> **Description of the task**: Images excluded, repeat each entry below exactly.
:: Supplied information ::
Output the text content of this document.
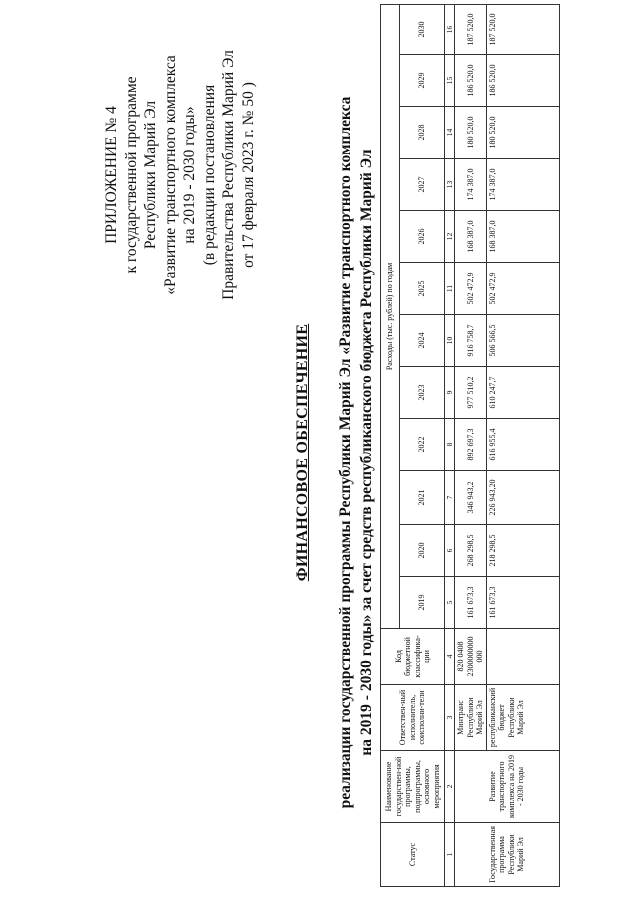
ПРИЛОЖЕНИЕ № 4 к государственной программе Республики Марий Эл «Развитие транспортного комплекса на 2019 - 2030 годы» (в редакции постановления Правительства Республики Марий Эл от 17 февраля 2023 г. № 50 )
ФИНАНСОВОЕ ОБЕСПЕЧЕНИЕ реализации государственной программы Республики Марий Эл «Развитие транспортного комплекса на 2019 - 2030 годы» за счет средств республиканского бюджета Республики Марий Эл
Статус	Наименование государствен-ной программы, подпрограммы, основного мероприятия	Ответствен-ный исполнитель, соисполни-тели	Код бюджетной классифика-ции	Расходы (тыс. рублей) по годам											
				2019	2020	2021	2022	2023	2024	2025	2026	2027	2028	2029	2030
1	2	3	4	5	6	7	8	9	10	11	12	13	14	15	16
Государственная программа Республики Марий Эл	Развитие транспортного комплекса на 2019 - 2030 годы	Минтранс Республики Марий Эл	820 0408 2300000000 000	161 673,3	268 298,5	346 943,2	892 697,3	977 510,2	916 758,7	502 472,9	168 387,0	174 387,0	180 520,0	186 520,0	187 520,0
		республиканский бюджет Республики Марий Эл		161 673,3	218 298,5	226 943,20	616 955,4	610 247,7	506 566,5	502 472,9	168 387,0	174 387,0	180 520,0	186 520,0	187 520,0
:::
> **Written answer**:
Output the text content of this document.
ПРИЛОЖЕНИЕ № 4 к государственной программе Республики Марий Эл «Развитие транспортного комплекса на 2019 - 2030 годы» (в редакции постановления Правительства Республики Марий Эл от 17 февраля 2023 г. № 50 )
ФИНАНСОВОЕ ОБЕСПЕЧЕНИЕ реализации государственной программы Республики Марий Эл «Развитие транспортного комплекса на 2019 - 2030 годы» за счет средств республиканского бюджета Республики Марий Эл
Статус	Наименование государствен-ной программы, подпрограммы, основного мероприятия	Ответствен-ный исполнитель, соисполни-тели	Код бюджетной классифика-ции	Расходы (тыс. рублей) по годам											
				2019	2020	2021	2022	2023	2024	2025	2026	2027	2028	2029	2030
1	2	3	4	5	6	7	8	9	10	11	12	13	14	15	16
Государственная программа Республики Марий Эл	Развитие транспортного комплекса на 2019 - 2030 годы	Минтранс Республики Марий Эл	820 0408 2300000000 000	161 673,3	268 298,5	346 943,2	892 697,3	977 510,2	916 758,7	502 472,9	168 387,0	174 387,0	180 520,0	186 520,0	187 520,0
		республиканский бюджет Республики Марий Эл		161 673,3	218 298,5	226 943,20	616 955,4	610 247,7	506 566,5	502 472,9	168 387,0	174 387,0	180 520,0	186 520,0	187 520,0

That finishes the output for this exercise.